[Collection entries]
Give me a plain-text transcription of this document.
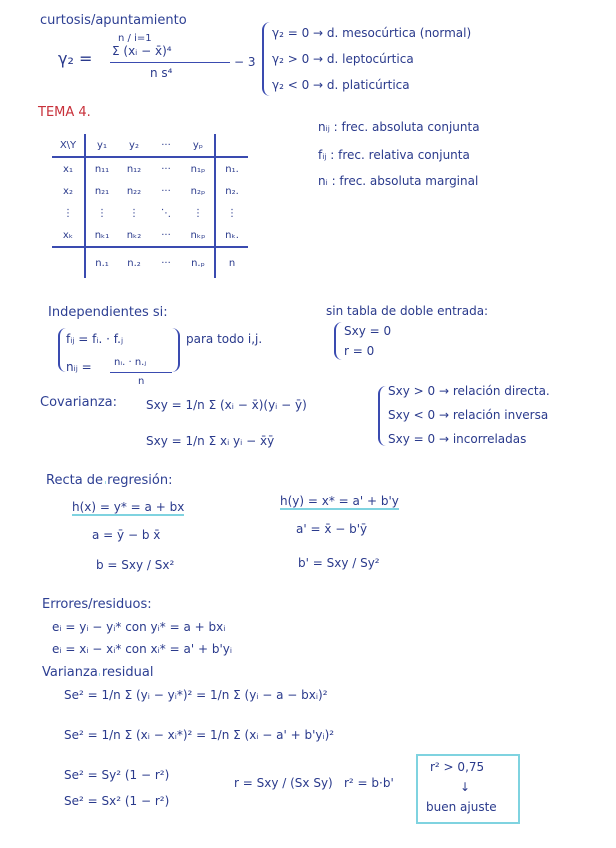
curtosis/apuntamiento
γ₂ =
n / i=1
Σ (xᵢ − x̄)⁴
n s⁴
− 3
γ₂ = 0 → d. mesocúrtica (normal)
γ₂ > 0 → d. leptocúrtica
γ₂ < 0 → d. platicúrtica
TEMA 4.
X\Y	y₁	y₂	···	yₚ	
x₁	n₁₁	n₁₂	···	n₁ₚ	n₁.
x₂	n₂₁	n₂₂	···	n₂ₚ	n₂.
⋮	⋮	⋮	⋱	⋮	⋮
xₖ	nₖ₁	nₖ₂	···	nₖₚ	nₖ.
	n.₁	n.₂	···	n.ₚ	n
nᵢⱼ : frec. absoluta conjunta
fᵢⱼ : frec. relativa conjunta
nᵢ : frec. absoluta marginal
Independientes si:
fᵢⱼ = fᵢ. · f.ⱼ
nᵢⱼ = nᵢ. · n.ⱼ
n
para todo i,j.
sin tabla de doble entrada:
Sxy = 0
r = 0
Covarianza: Sxy = 1/n Σ (xᵢ − x̄)(yᵢ − ȳ)
Sxy = 1/n Σ xᵢ yᵢ − x̄ȳ
Sxy > 0 → relación directa.
Sxy < 0 → relación inversa
Sxy = 0 → incorreladas
Recta de regresión:
h(x) = y* = a + bx
a = ȳ − b x̄
b = Sxy / Sx²
h(y) = x* = a' + b'y
a' = x̄ − b'ȳ
b' = Sxy / Sy²
Errores/residuos:
eᵢ = yᵢ − yᵢ* con yᵢ* = a + bxᵢ
eᵢ = xᵢ − xᵢ* con xᵢ* = a' + b'yᵢ
Varianza residual
Se² = 1/n Σ (yᵢ − yᵢ*)² = 1/n Σ (yᵢ − a − bxᵢ)²
Se² = 1/n Σ (xᵢ − xᵢ*)² = 1/n Σ (xᵢ − a' + b'yᵢ)²
Se² = Sy² (1 − r²)
Se² = Sx² (1 − r²)
r = Sxy / (Sx Sy) r² = b·b'
r² > 0,75
↓
buen ajuste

AIM — Copy and report every line where the word "frec" is present.

COMPLETE OUTPUT —
nᵢⱼ : frec. absoluta conjunta
fᵢⱼ : frec. relativa conjunta
nᵢ : frec. absoluta marginal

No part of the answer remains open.